[BEGIN]

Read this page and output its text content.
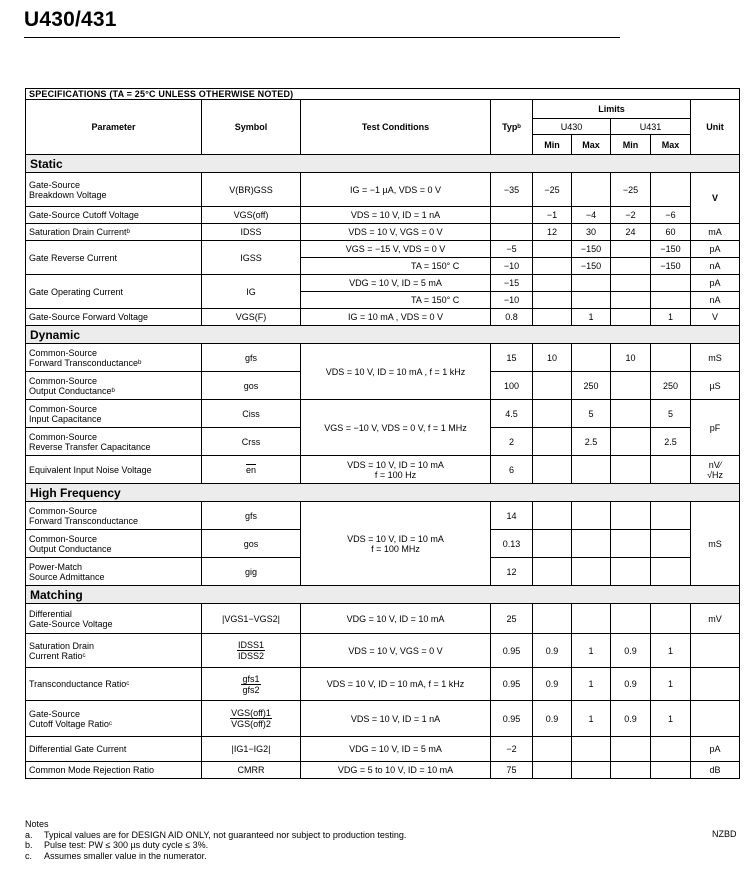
U430/431
SPECIFICATIONS (TA = 25°C UNLESS OTHERWISE NOTED)								
Parameter	Symbol	Test Conditions	Typᵇ	Limits				Unit
				U430		U431		
				Min	Max	Min	Max	
Static								

Gate-Source
Breakdown Voltage	V(BR)GSS	IG = −1 µA, VDS = 0 V	−35	−25		−25		V
Gate-Source Cutoff Voltage	VGS(off)	VDS = 10 V, ID = 1 nA		−1	−4	−2	−6	
Saturation Drain Currentᵇ	IDSS	VDS = 10 V, VGS = 0 V		12	30	24	60	mA
Gate Reverse Current	IGSS	VGS = −15 V, VDS = 0 V	−5		−150		−150	pA
		TA = 150° C	−10		−150		−150	nA
Gate Operating Current	IG	VDG = 10 V, ID = 5 mA	−15					pA
		TA = 150° C	−10					nA
Gate-Source Forward Voltage	VGS(F)	IG = 10 mA , VDS = 0 V	0.8		1		1	V
Dynamic								

Common-Source
Forward Transconductanceᵇ	gfs	VDS = 10 V, ID = 10 mA , f = 1 kHz	15	10		10		mS

Common-Source
Output Conductanceᵇ	gos		100		250		250	µS

Common-Source
Input Capacitance	Ciss	VGS = −10 V, VDS = 0 V, f = 1 MHz	4.5		5		5	pF

Common-Source
Reverse Transfer Capacitance	Crss		2		2.5		2.5	
Equivalent Input Noise Voltage	$\overline{en}$	VDS = 10 V, ID = 10 mA
f = 100 Hz	6					nV⁄
√Hz

High Frequency								

Common-Source
Forward Transconductance	gfs	VDS = 10 V, ID = 10 mA
f = 100 MHz	14					mS

Common-Source
Output Conductance	gos		0.13					

Power-Match
Source Admittance	gig		12					
Matching								

Differential
Gate-Source Voltage	|VGS1−VGS2|	VDG = 10 V, ID = 10 mA	25					mV

Saturation Drain
Current Ratioᶜ	$\frac{\text{IDSS1}}{\text{IDSS2}}$	VDS = 10 V, VGS = 0 V	0.95	0.9	1	0.9	1	
Transconductance Ratioᶜ	$\frac{\text{gfs1}}{\text{gfs2}}$	VDS = 10 V, ID = 10 mA, f = 1 kHz	0.95	0.9	1	0.9	1	

Gate-Source
Cutoff Voltage Ratioᶜ	$\frac{\text{VGS(off)1}}{\text{VGS(off)2}}$	VDS = 10 V, ID = 1 nA	0.95	0.9	1	0.9	1	
Differential Gate Current	|IG1−IG2|	VDG = 10 V, ID = 5 mA	−2					pA
Common Mode Rejection Ratio	CMRR	VDG = 5 to 10 V, ID = 10 mA	75					dB
Notes
a.	Typical values are for DESIGN AID ONLY, not guaranteed nor subject to production testing.
b.	Pulse test: PW ≤ 300 µs duty cycle ≤ 3%.
c.	Assumes smaller value in the numerator.
NZBD
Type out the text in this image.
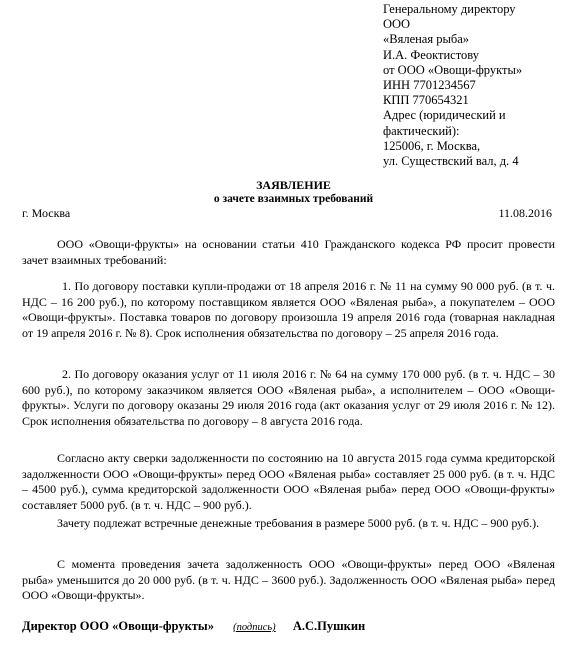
Генеральному директору
ООО
«Вяленая рыба»
И.А. Феоктистову
от ООО «Овощи-фрукты»
ИНН 7701234567
КПП 770654321
Адрес (юридический и фактический):
125006, г. Москва,
ул. Существский вал, д. 4
ЗАЯВЛЕНИЕ
о зачете взаимных требований
г. Москва	11.08.2016
ООО «Овощи-фрукты» на основании статьи 410 Гражданского кодекса РФ просит провести зачет взаимных требований:
1. По договору поставки купли-продажи от 18 апреля 2016 г. № 11 на сумму 90 000 руб. (в т. ч. НДС – 16 200 руб.), по которому поставщиком является ООО «Вяленая рыба», а покупателем – ООО «Овощи-фрукты». Поставка товаров по договору произошла 19 апреля 2016 года (товарная накладная от 19 апреля 2016 г. № 8). Срок исполнения обязательства по договору – 25 апреля 2016 года.
2. По договору оказания услуг от 11 июля 2016 г. № 64 на сумму 170 000 руб. (в т. ч. НДС – 30 600 руб.), по которому заказчиком является ООО «Вяленая рыба», а исполнителем – ООО «Овощи-фрукты». Услуги по договору оказаны 29 июля 2016 года (акт оказания услуг от 29 июля 2016 г. № 12). Срок исполнения обязательства по договору – 8 августа 2016 года.
Согласно акту сверки задолженности по состоянию на 10 августа 2015 года сумма кредиторской задолженности ООО «Овощи-фрукты» перед ООО «Вяленая рыба» составляет 25 000 руб. (в т. ч. НДС – 4500 руб.), сумма кредиторской задолженности ООО «Вяленая рыба» перед ООО «Овощи-фрукты» составляет 5000 руб. (в т. ч. НДС – 900 руб.).
Зачету подлежат встречные денежные требования в размере 5000 руб. (в т. ч. НДС – 900 руб.).
С момента проведения зачета задолженность ООО «Овощи-фрукты» перед ООО «Вяленая рыба» уменьшится до 20 000 руб. (в т. ч. НДС – 3600 руб.). Задолженность ООО «Вяленая рыба» перед ООО «Овощи-фрукты».
Директор ООО «Овощи-фрукты» (подпись) А.С.Пушкин
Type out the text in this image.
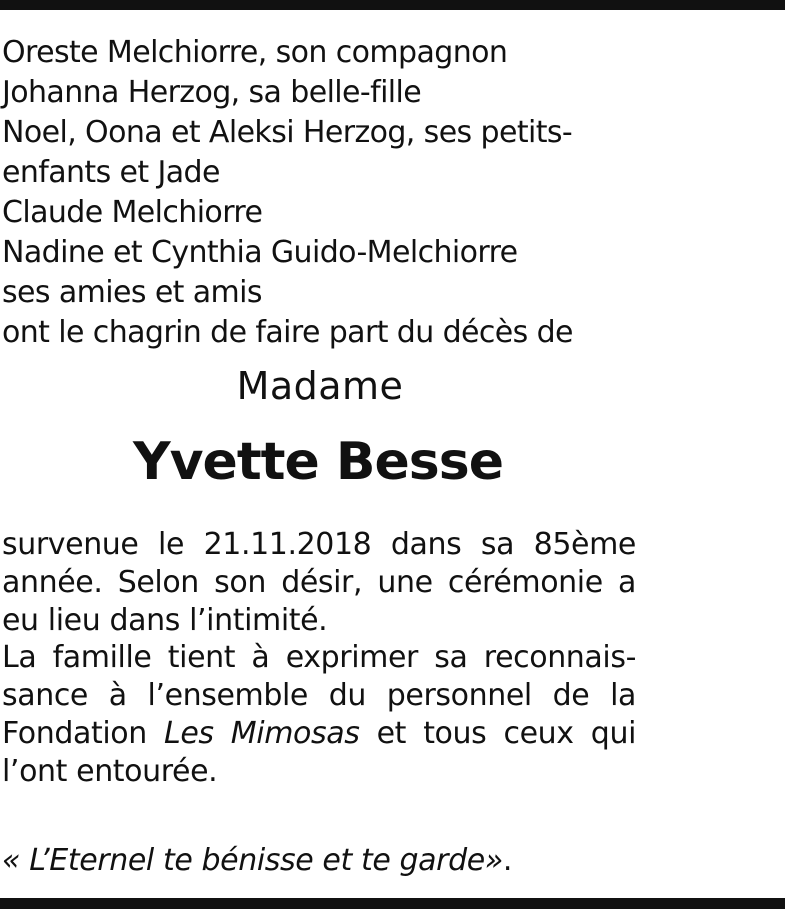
Oreste Melchiorre, son compagnon
Johanna Herzog, sa belle-fille
Noel, Oona et Aleksi Herzog, ses petits-
enfants et Jade
Claude Melchiorre
Nadine et Cynthia Guido-Melchiorre
ses amies et amis
ont le chagrin de faire part du décès de
Madame
Yvette Besse
survenue le 21.11.2018 dans sa 85ème
année. Selon son désir, une cérémonie a
eu lieu dans l’intimité.
La famille tient à exprimer sa reconnais-
sance à l’ensemble du personnel de la
Fondation Les Mimosas et tous ceux qui
l’ont entourée.
« L’Eternel te bénisse et te garde».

[END]

Gather every line containing the word "Melchiorre" and copy it.

Oreste Melchiorre, son compagnon
Claude Melchiorre
Nadine et Cynthia Guido-Melchiorre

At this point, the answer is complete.